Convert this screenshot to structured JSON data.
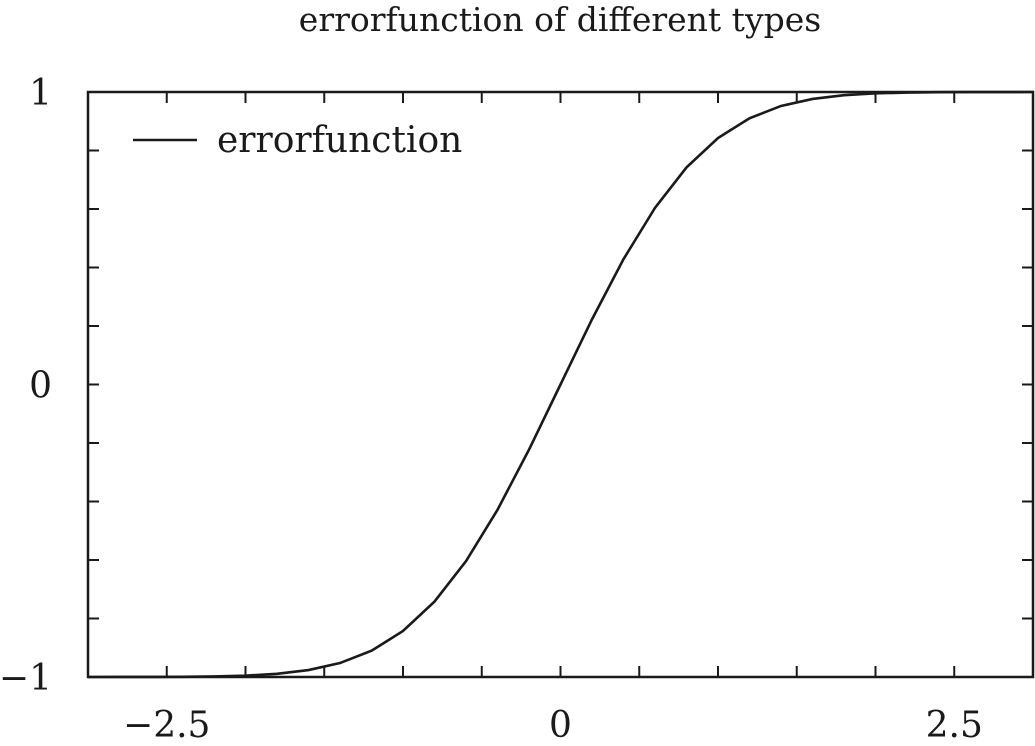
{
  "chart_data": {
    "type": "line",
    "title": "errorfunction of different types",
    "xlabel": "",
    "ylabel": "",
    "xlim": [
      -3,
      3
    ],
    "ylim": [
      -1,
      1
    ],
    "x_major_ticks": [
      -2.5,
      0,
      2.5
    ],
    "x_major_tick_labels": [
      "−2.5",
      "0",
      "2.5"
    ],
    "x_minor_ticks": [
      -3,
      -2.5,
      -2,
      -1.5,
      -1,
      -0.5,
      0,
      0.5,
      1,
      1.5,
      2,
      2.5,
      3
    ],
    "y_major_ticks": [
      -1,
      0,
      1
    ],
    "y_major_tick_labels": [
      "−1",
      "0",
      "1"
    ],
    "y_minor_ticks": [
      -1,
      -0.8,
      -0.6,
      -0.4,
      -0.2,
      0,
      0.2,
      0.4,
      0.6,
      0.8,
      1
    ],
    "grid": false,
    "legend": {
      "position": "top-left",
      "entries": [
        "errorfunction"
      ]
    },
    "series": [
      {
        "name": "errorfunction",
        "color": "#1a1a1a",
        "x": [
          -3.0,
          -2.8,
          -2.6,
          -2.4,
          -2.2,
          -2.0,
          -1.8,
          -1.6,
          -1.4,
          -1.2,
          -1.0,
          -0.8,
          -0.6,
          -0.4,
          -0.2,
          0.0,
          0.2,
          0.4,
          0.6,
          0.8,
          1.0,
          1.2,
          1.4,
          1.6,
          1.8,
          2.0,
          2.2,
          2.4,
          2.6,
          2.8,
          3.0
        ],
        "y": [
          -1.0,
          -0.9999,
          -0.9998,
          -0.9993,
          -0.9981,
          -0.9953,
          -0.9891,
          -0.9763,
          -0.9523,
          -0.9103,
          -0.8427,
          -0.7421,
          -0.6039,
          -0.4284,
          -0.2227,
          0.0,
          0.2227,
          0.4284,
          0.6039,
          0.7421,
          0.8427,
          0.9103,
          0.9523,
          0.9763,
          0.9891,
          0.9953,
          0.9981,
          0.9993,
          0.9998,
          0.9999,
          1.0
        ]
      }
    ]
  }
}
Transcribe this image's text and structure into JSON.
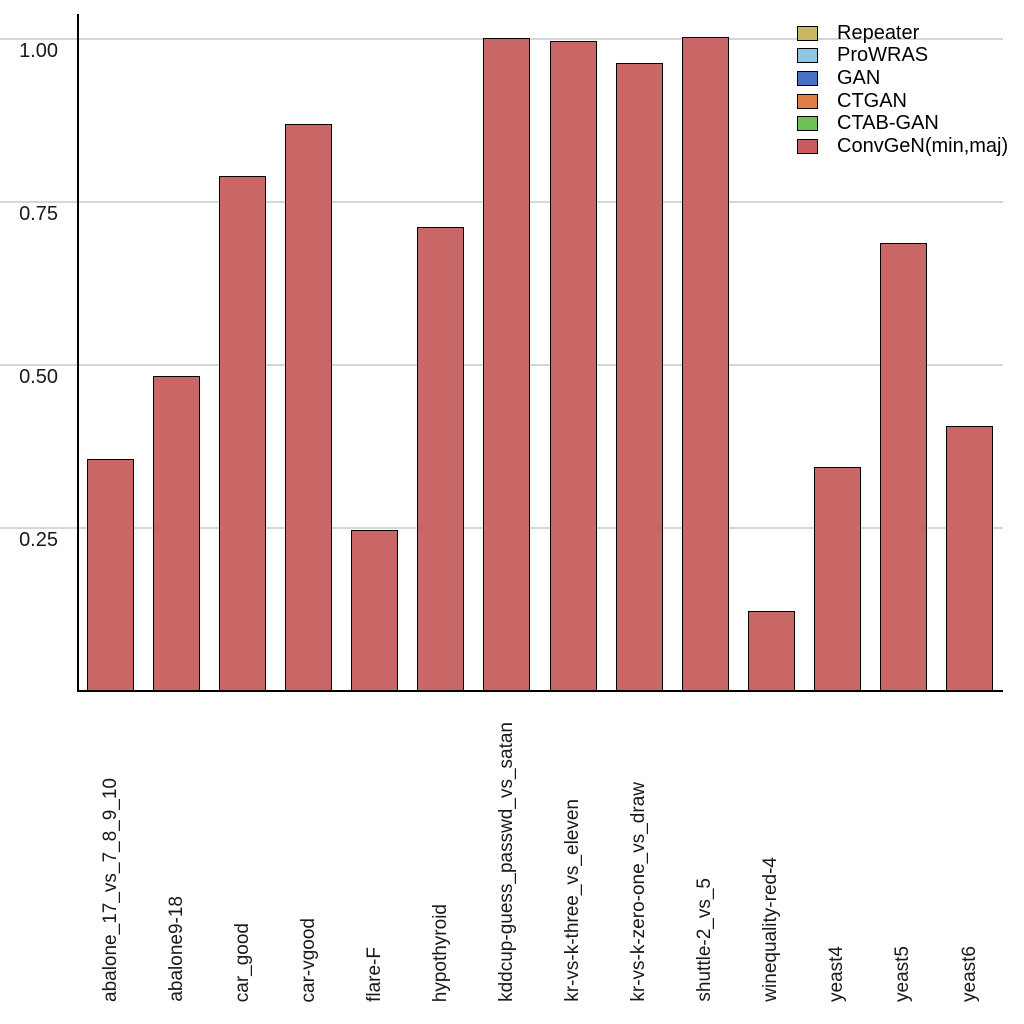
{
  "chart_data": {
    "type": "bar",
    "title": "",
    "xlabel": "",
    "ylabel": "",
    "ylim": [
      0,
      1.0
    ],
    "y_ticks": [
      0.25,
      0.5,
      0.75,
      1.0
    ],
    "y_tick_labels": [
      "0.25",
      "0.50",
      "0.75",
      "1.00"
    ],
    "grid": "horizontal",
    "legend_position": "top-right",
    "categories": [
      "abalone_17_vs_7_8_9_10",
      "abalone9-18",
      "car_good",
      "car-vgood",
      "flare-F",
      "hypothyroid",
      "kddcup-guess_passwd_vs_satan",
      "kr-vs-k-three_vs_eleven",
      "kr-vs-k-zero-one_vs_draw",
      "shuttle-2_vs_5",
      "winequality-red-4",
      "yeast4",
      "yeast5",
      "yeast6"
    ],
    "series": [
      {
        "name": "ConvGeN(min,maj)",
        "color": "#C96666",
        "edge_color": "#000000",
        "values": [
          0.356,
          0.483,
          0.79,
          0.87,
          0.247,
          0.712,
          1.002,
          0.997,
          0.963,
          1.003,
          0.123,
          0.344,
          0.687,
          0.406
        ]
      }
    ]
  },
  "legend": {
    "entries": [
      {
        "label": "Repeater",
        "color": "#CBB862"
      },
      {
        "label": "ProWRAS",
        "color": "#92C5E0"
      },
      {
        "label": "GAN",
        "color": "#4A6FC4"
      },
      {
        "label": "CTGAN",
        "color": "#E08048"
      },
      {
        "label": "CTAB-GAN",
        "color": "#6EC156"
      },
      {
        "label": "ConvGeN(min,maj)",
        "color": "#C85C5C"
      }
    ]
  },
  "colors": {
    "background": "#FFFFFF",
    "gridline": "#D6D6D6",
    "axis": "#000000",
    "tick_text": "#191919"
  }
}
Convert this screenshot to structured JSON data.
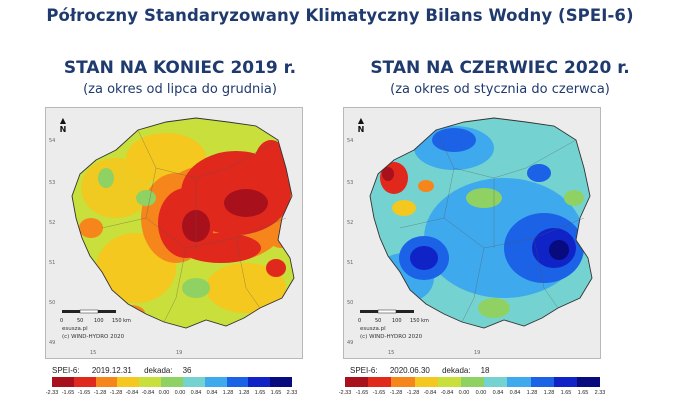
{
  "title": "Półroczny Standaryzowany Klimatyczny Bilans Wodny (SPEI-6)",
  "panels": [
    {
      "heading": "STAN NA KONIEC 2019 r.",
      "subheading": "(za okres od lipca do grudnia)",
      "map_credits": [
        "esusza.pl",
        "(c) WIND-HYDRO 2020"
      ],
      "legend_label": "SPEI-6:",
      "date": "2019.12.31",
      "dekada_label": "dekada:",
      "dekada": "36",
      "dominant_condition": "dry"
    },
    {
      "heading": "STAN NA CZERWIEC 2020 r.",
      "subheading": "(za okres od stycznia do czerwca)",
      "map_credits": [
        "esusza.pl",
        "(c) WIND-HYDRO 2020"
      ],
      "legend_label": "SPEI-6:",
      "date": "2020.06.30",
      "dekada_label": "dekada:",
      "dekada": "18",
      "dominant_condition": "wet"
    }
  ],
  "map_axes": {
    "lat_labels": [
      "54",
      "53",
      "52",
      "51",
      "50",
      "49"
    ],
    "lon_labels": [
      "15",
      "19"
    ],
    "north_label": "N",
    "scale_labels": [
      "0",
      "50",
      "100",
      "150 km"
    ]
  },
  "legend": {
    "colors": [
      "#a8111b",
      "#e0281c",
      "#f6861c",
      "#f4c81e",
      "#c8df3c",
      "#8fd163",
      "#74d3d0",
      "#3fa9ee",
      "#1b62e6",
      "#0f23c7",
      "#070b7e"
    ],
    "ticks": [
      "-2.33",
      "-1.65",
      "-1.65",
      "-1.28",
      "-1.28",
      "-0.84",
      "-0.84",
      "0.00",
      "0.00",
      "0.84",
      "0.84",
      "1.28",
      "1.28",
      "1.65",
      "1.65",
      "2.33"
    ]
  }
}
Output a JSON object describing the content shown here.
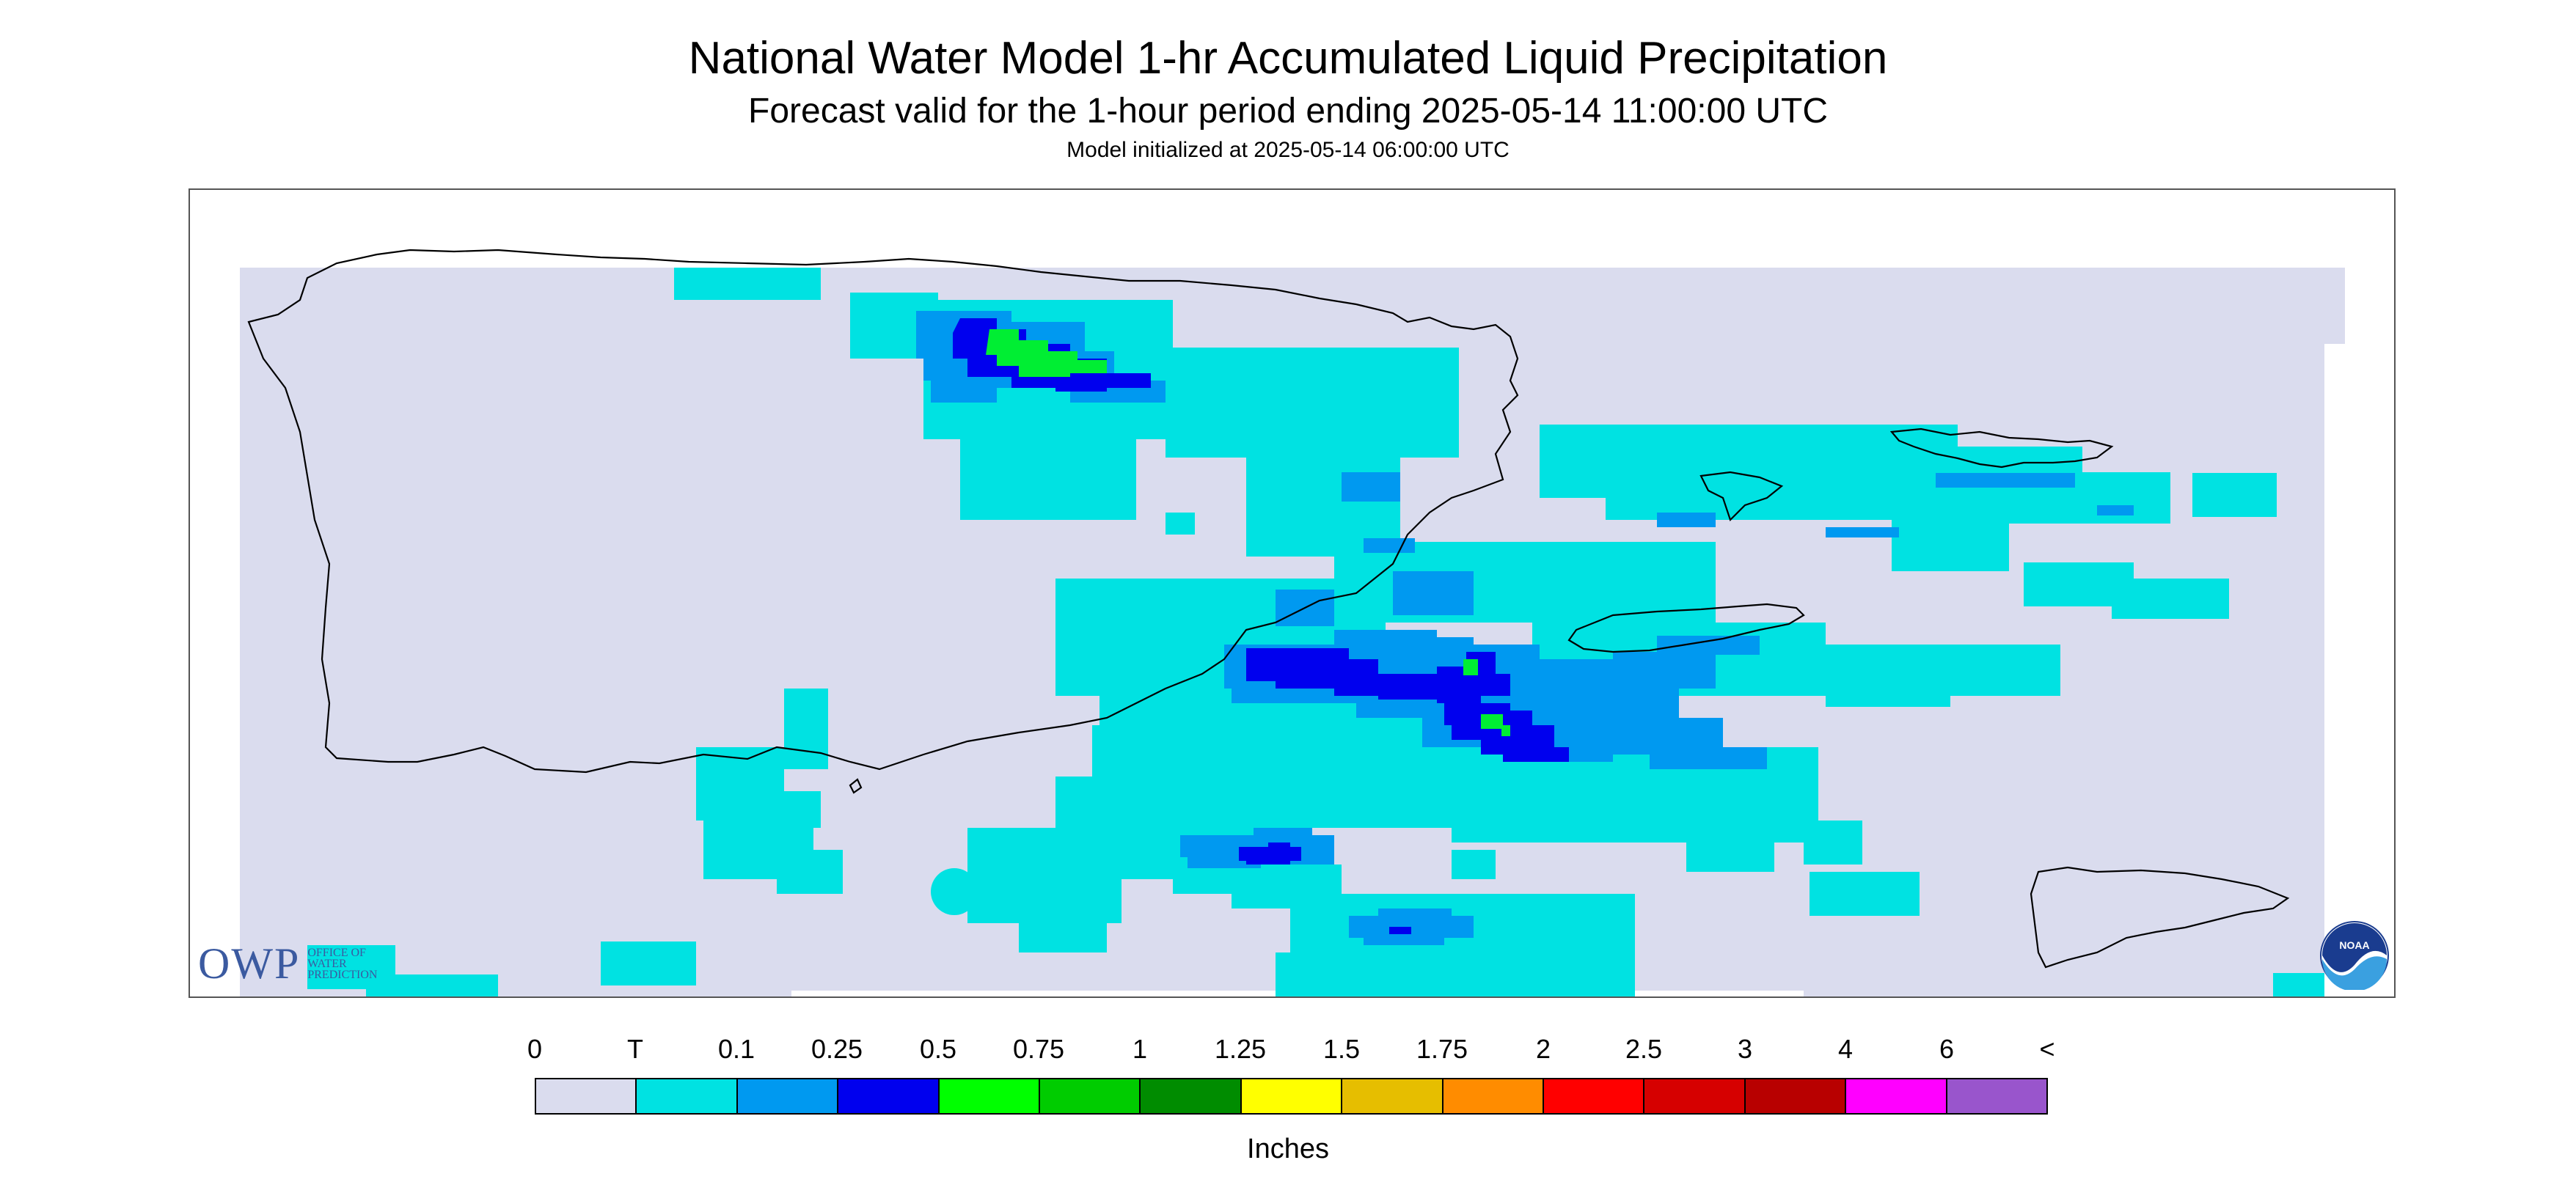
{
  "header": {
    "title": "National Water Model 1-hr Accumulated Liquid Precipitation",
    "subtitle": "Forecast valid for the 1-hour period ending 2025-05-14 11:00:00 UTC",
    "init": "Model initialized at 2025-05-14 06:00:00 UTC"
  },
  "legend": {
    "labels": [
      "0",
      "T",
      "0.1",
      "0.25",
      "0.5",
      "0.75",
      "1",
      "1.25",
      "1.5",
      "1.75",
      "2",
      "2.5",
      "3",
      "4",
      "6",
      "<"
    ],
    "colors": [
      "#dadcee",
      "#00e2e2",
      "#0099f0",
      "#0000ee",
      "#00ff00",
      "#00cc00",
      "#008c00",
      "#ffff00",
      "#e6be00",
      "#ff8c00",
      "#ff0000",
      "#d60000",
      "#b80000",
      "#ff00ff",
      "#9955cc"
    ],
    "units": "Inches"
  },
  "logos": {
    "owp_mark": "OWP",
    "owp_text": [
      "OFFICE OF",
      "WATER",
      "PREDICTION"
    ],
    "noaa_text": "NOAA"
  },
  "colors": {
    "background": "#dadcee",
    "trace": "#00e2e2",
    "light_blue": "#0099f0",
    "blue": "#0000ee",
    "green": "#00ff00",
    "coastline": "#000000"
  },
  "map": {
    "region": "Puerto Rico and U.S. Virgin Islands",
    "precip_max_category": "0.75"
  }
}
· · · · · · ·
Written task: Quote the records above in full, dropping each picture.

Exercise solution:
Convert this screenshot to structured JSON data.
{
  "chart_data": {
    "type": "line",
    "title": "errorfunction of different types",
    "xlabel": "",
    "ylabel": "",
    "xlim": [
      -3,
      3
    ],
    "ylim": [
      -1,
      1
    ],
    "x_major_ticks": [
      -2.5,
      0,
      2.5
    ],
    "x_major_tick_labels": [
      "−2.5",
      "0",
      "2.5"
    ],
    "x_minor_ticks": [
      -3,
      -2.5,
      -2,
      -1.5,
      -1,
      -0.5,
      0,
      0.5,
      1,
      1.5,
      2,
      2.5,
      3
    ],
    "y_major_ticks": [
      -1,
      0,
      1
    ],
    "y_major_tick_labels": [
      "−1",
      "0",
      "1"
    ],
    "y_minor_ticks": [
      -1,
      -0.8,
      -0.6,
      -0.4,
      -0.2,
      0,
      0.2,
      0.4,
      0.6,
      0.8,
      1
    ],
    "grid": false,
    "legend": {
      "position": "top-left",
      "entries": [
        "errorfunction"
      ]
    },
    "series": [
      {
        "name": "errorfunction",
        "color": "#1a1a1a",
        "x": [
          -3.0,
          -2.8,
          -2.6,
          -2.4,
          -2.2,
          -2.0,
          -1.8,
          -1.6,
          -1.4,
          -1.2,
          -1.0,
          -0.8,
          -0.6,
          -0.4,
          -0.2,
          0.0,
          0.2,
          0.4,
          0.6,
          0.8,
          1.0,
          1.2,
          1.4,
          1.6,
          1.8,
          2.0,
          2.2,
          2.4,
          2.6,
          2.8,
          3.0
        ],
        "y": [
          -1.0,
          -0.9999,
          -0.9998,
          -0.9993,
          -0.9981,
          -0.9953,
          -0.9891,
          -0.9763,
          -0.9523,
          -0.9103,
          -0.8427,
          -0.7421,
          -0.6039,
          -0.4284,
          -0.2227,
          0.0,
          0.2227,
          0.4284,
          0.6039,
          0.7421,
          0.8427,
          0.9103,
          0.9523,
          0.9763,
          0.9891,
          0.9953,
          0.9981,
          0.9993,
          0.9998,
          0.9999,
          1.0
        ]
      }
    ]
  }
}
Transcribe this image's text and structure into JSON.
{
  "chart_data": {
    "type": "bar",
    "title": "",
    "xlabel": "",
    "ylabel": "",
    "ylim": [
      0,
      1.0
    ],
    "y_ticks": [
      0.25,
      0.5,
      0.75,
      1.0
    ],
    "y_tick_labels": [
      "0.25",
      "0.50",
      "0.75",
      "1.00"
    ],
    "grid": "horizontal",
    "legend_position": "top-right",
    "categories": [
      "abalone_17_vs_7_8_9_10",
      "abalone9-18",
      "car_good",
      "car-vgood",
      "flare-F",
      "hypothyroid",
      "kddcup-guess_passwd_vs_satan",
      "kr-vs-k-three_vs_eleven",
      "kr-vs-k-zero-one_vs_draw",
      "shuttle-2_vs_5",
      "winequality-red-4",
      "yeast4",
      "yeast5",
      "yeast6"
    ],
    "series": [
      {
        "name": "ConvGeN(min,maj)",
        "color": "#C96666",
        "edge_color": "#000000",
        "values": [
          0.356,
          0.483,
          0.79,
          0.87,
          0.247,
          0.712,
          1.002,
          0.997,
          0.963,
          1.003,
          0.123,
          0.344,
          0.687,
          0.406
        ]
      }
    ]
  },
  "legend": {
    "entries": [
      {
        "label": "Repeater",
        "color": "#CBB862"
      },
      {
        "label": "ProWRAS",
        "color": "#92C5E0"
      },
      {
        "label": "GAN",
        "color": "#4A6FC4"
      },
      {
        "label": "CTGAN",
        "color": "#E08048"
      },
      {
        "label": "CTAB-GAN",
        "color": "#6EC156"
      },
      {
        "label": "ConvGeN(min,maj)",
        "color": "#C85C5C"
      }
    ]
  },
  "colors": {
    "background": "#FFFFFF",
    "gridline": "#D6D6D6",
    "axis": "#000000",
    "tick_text": "#191919"
  }
}
Convert this screenshot to structured JSON data.
{
  "title": "Półroczny Standaryzowany Klimatyczny Bilans Wodny (SPEI-6)",
  "panels": [
    {
      "heading": "STAN NA KONIEC 2019 r.",
      "subheading": "(za okres od lipca do grudnia)",
      "map_credits": [
        "esusza.pl",
        "(c) WIND-HYDRO 2020"
      ],
      "legend_label": "SPEI-6:",
      "date": "2019.12.31",
      "dekada_label": "dekada:",
      "dekada": "36",
      "dominant_condition": "dry"
    },
    {
      "heading": "STAN NA CZERWIEC 2020 r.",
      "subheading": "(za okres od stycznia do czerwca)",
      "map_credits": [
        "esusza.pl",
        "(c) WIND-HYDRO 2020"
      ],
      "legend_label": "SPEI-6:",
      "date": "2020.06.30",
      "dekada_label": "dekada:",
      "dekada": "18",
      "dominant_condition": "wet"
    }
  ],
  "map_axes": {
    "lat_labels": [
      "54",
      "53",
      "52",
      "51",
      "50",
      "49"
    ],
    "lon_labels": [
      "15",
      "19"
    ],
    "north_label": "N",
    "scale_labels": [
      "0",
      "50",
      "100",
      "150 km"
    ]
  },
  "legend": {
    "colors": [
      "#a8111b",
      "#e0281c",
      "#f6861c",
      "#f4c81e",
      "#c8df3c",
      "#8fd163",
      "#74d3d0",
      "#3fa9ee",
      "#1b62e6",
      "#0f23c7",
      "#070b7e"
    ],
    "ticks": [
      "-2.33",
      "-1.65",
      "-1.65",
      "-1.28",
      "-1.28",
      "-0.84",
      "-0.84",
      "0.00",
      "0.00",
      "0.84",
      "0.84",
      "1.28",
      "1.28",
      "1.65",
      "1.65",
      "2.33"
    ]
  }
}
Output a JSON object describing the content shown here.
{
  "header": {
    "title": "National Water Model 1-hr Accumulated Liquid Precipitation",
    "subtitle": "Forecast valid for the 1-hour period ending 2025-05-14 11:00:00 UTC",
    "init": "Model initialized at 2025-05-14 06:00:00 UTC"
  },
  "legend": {
    "labels": [
      "0",
      "T",
      "0.1",
      "0.25",
      "0.5",
      "0.75",
      "1",
      "1.25",
      "1.5",
      "1.75",
      "2",
      "2.5",
      "3",
      "4",
      "6",
      "<"
    ],
    "colors": [
      "#dadcee",
      "#00e2e2",
      "#0099f0",
      "#0000ee",
      "#00ff00",
      "#00cc00",
      "#008c00",
      "#ffff00",
      "#e6be00",
      "#ff8c00",
      "#ff0000",
      "#d60000",
      "#b80000",
      "#ff00ff",
      "#9955cc"
    ],
    "units": "Inches"
  },
  "logos": {
    "owp_mark": "OWP",
    "owp_text": [
      "OFFICE OF",
      "WATER",
      "PREDICTION"
    ],
    "noaa_text": "NOAA"
  },
  "colors": {
    "background": "#dadcee",
    "trace": "#00e2e2",
    "light_blue": "#0099f0",
    "blue": "#0000ee",
    "green": "#00ff00",
    "coastline": "#000000"
  },
  "map": {
    "region": "Puerto Rico and U.S. Virgin Islands",
    "precip_max_category": "0.75"
  }
}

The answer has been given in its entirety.